## Source extract
++++++++++
Stars and Constellations

(click on image to enlarge)
The rotating sphere shows the major stars of the constellations. You may have trouble at first recognizing some of the constellations; they will be backwards from what you are accustomed to because you are viewing them from outside the celestial sphere. You can use the mouse (as described below) to zoom to the inside of the celestial sphere, where the constellations will look like they normally do in the night sky.

Gravity Wave Observatories

Each of the "L" shaped markers on the starsphere represents the current zenith position (point directly upward) for one of the instruments which collects the data analyzed by Einstein@Home. The "L" shape comes from the fact that the detectors are basically very large Michelson interferometers. The orientation of the detectors is correct, but they are not to scale.
  LIGO Hanford Observatory (LHO),
Hanford, Washington, USA, (N 46.45°, W 119.41°)
consisting of two interferometers, one with 4km arms (H1) and one with 2km arms (H2).
  LIGO Livingston Observatory (LLO),
Livingston, Louisiana, USA, (N 30.56°, W 90.77°)
consisting of one interferometer with 4km arms (L1).
  GEO600,
Hanover, Germany, (N 52.24°, E 9.81°)
consisting of one interferometer with 600m arms.
If you have set your system clock to the correct time then the instruments will be shown in the correct relationship to the stars on the celestial sphere. If you watch over the period of a day you will see that they move around the celestial sphere once in a period of 24 hours.
++++++++++
## Items
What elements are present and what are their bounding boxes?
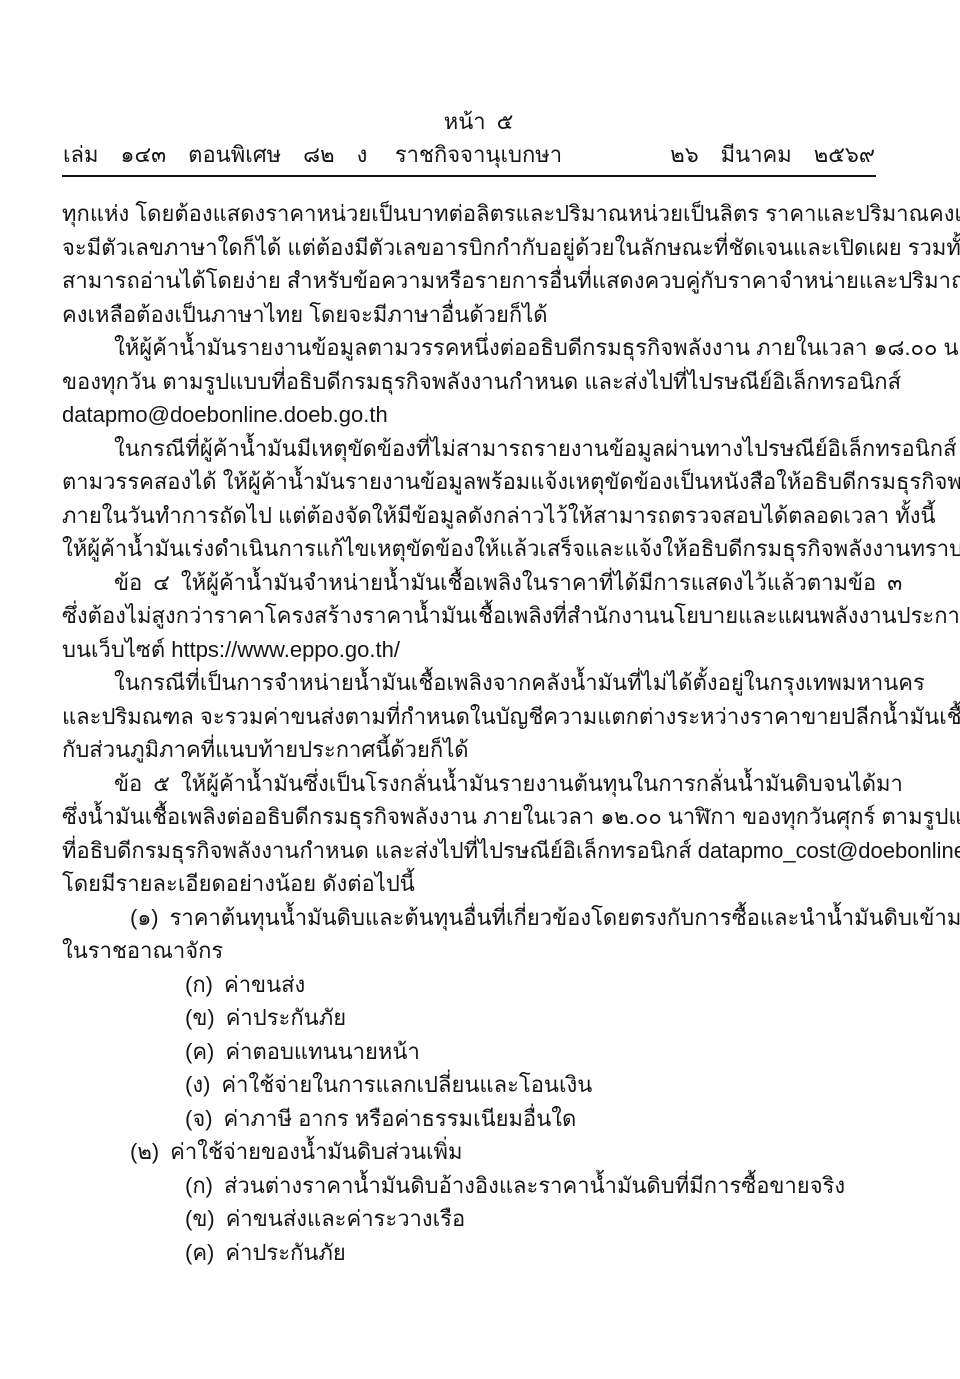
sub-item-line: (ข) ค่าประกันภัย xyxy=(62,1001,895,1035)
volume-issue-label: เล่ม ๑๔๓ ตอนพิเศษ ๘๒ ง xyxy=(63,138,367,172)
text-line: จะมีตัวเลขภาษาใดก็ได้ แต่ต้องมีตัวเลขอาร… xyxy=(62,231,895,265)
text-line: ในกรณีที่เป็นการจำหน่ายน้ำมันเชื้อเพลิงจ… xyxy=(62,666,895,700)
text-line: ตามวรรคสองได้ ให้ผู้ค้าน้ำมันรายงานข้อมู… xyxy=(62,465,895,499)
document-body: ทุกแห่ง โดยต้องแสดงราคาหน่วยเป็นบาทต่อลิ… xyxy=(62,197,895,1269)
text-line: ในกรณีที่ผู้ค้าน้ำมันมีเหตุขัดข้องที่ไม่… xyxy=(62,432,895,466)
sub-item-line: (ค) ค่าประกันภัย xyxy=(62,1236,895,1270)
page-header: หน้า ๕ เล่ม ๑๔๓ ตอนพิเศษ ๘๒ ง ราชกิจจานุ… xyxy=(62,106,895,177)
text-line: สามารถอ่านได้โดยง่าย สำหรับข้อความหรือรา… xyxy=(62,264,895,298)
sub-item-line: (ค) ค่าตอบแทนนายหน้า xyxy=(62,1035,895,1069)
gazette-title: ราชกิจจานุเบกษา xyxy=(395,138,562,172)
item-2-start: (๒) ค่าใช้จ่ายของน้ำมันดิบส่วนเพิ่ม xyxy=(62,1135,895,1169)
text-line: กับส่วนภูมิภาคที่แนบท้ายประกาศนี้ด้วยก็ไ… xyxy=(62,733,895,767)
sub-item-line: (ก) ค่าขนส่ง xyxy=(62,968,895,1002)
sub-item-line: (ก) ส่วนต่างราคาน้ำมันดิบอ้างอิงและราคาน… xyxy=(62,1169,895,1203)
email-address: datapmo@doebonline.doeb.go.th xyxy=(62,398,895,432)
header-row: เล่ม ๑๔๓ ตอนพิเศษ ๘๒ ง ราชกิจจานุเบกษา ๒… xyxy=(62,138,895,172)
sub-item-line: (ข) ค่าขนส่งและค่าระวางเรือ xyxy=(62,1202,895,1236)
text-line: ซึ่งต้องไม่สูงกว่าราคาโครงสร้างราคาน้ำมั… xyxy=(62,599,895,633)
text-line: ของทุกวัน ตามรูปแบบที่อธิบดีกรมธุรกิจพลั… xyxy=(62,365,895,399)
text-line: และปริมณฑล จะรวมค่าขนส่งตามที่กำหนดในบัญ… xyxy=(62,700,895,734)
text-line: ภายในวันทำการถัดไป แต่ต้องจัดให้มีข้อมูล… xyxy=(62,499,895,533)
header-divider xyxy=(62,175,876,177)
clause-5-start: ข้อ ๕ ให้ผู้ค้าน้ำมันซึ่งเป็นโรงกลั่นน้ำ… xyxy=(62,767,895,801)
gazette-page: หน้า ๕ เล่ม ๑๔๓ ตอนพิเศษ ๘๒ ง ราชกิจจานุ… xyxy=(0,0,960,1379)
text-line: ให้ผู้ค้าน้ำมันเร่งดำเนินการแก้ไขเหตุขัด… xyxy=(62,532,895,566)
text-line: คงเหลือต้องเป็นภาษาไทย โดยจะมีภาษาอื่นด้… xyxy=(62,298,895,332)
item-1-start: (๑) ราคาต้นทุนน้ำมันดิบและต้นทุนอื่นที่เ… xyxy=(62,901,895,935)
clause-4-start: ข้อ ๔ ให้ผู้ค้าน้ำมันจำหน่ายน้ำมันเชื้อเ… xyxy=(62,566,895,600)
text-line: ให้ผู้ค้าน้ำมันรายงานข้อมูลตามวรรคหนึ่งต… xyxy=(62,331,895,365)
text-line: ทุกแห่ง โดยต้องแสดงราคาหน่วยเป็นบาทต่อลิ… xyxy=(62,197,895,231)
text-line: ซึ่งน้ำมันเชื้อเพลิงต่ออธิบดีกรมธุรกิจพล… xyxy=(62,800,895,834)
text-line: ในราชอาณาจักร xyxy=(62,934,895,968)
website-url: บนเว็บไซต์ https://www.eppo.go.th/ xyxy=(62,633,895,667)
email-address-cost: ที่อธิบดีกรมธุรกิจพลังงานกำหนด และส่งไปท… xyxy=(62,834,895,868)
publication-date: ๒๖ มีนาคม ๒๕๖๙ xyxy=(670,138,875,172)
text-line: โดยมีรายละเอียดอย่างน้อย ดังต่อไปนี้ xyxy=(62,867,895,901)
sub-item-line: (จ) ค่าภาษี อากร หรือค่าธรรมเนียมอื่นใด xyxy=(62,1102,895,1136)
sub-item-line: (ง) ค่าใช้จ่ายในการแลกเปลี่ยนและโอนเงิน xyxy=(62,1068,895,1102)
page-number-label: หน้า ๕ xyxy=(62,106,895,138)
++++++++++
## Tasks to carry out
a: According to the starsphere text, why might the constellations on the rotating sphere look backwards at first, and how can a viewer see them as they normally appear?
b: Reproduce the passage of the starsphere text that opens with the words containing "(click on image" and closes with "not to scale.".
Answer using only the starsphere text.

## Task-by-task solutions
a: They look backwards because the viewer sees them from outside the celestial sphere. Using the mouse to zoom to the inside of the celestial sphere makes the constellations look as they normally do in the night sky.

b:
(click on image to enlarge)
The rotating sphere shows the major stars of the constellations. You may have trouble at first recognizing some of the constellations; they will be backwards from what you are accustomed to because you are viewing them from outside the celestial sphere. You can use the mouse (as described below) to zoom to the inside of the celestial sphere, where the constellations will look like they normally do in the night sky.

Gravity Wave Observatories

Each of the "L" shaped markers on the starsphere represents the current zenith position (point directly upward) for one of the instruments which collects the data analyzed by Einstein@Home. The "L" shape comes from the fact that the detectors are basically very large Michelson interferometers. The orientation of the detectors is correct, but they are not to scale.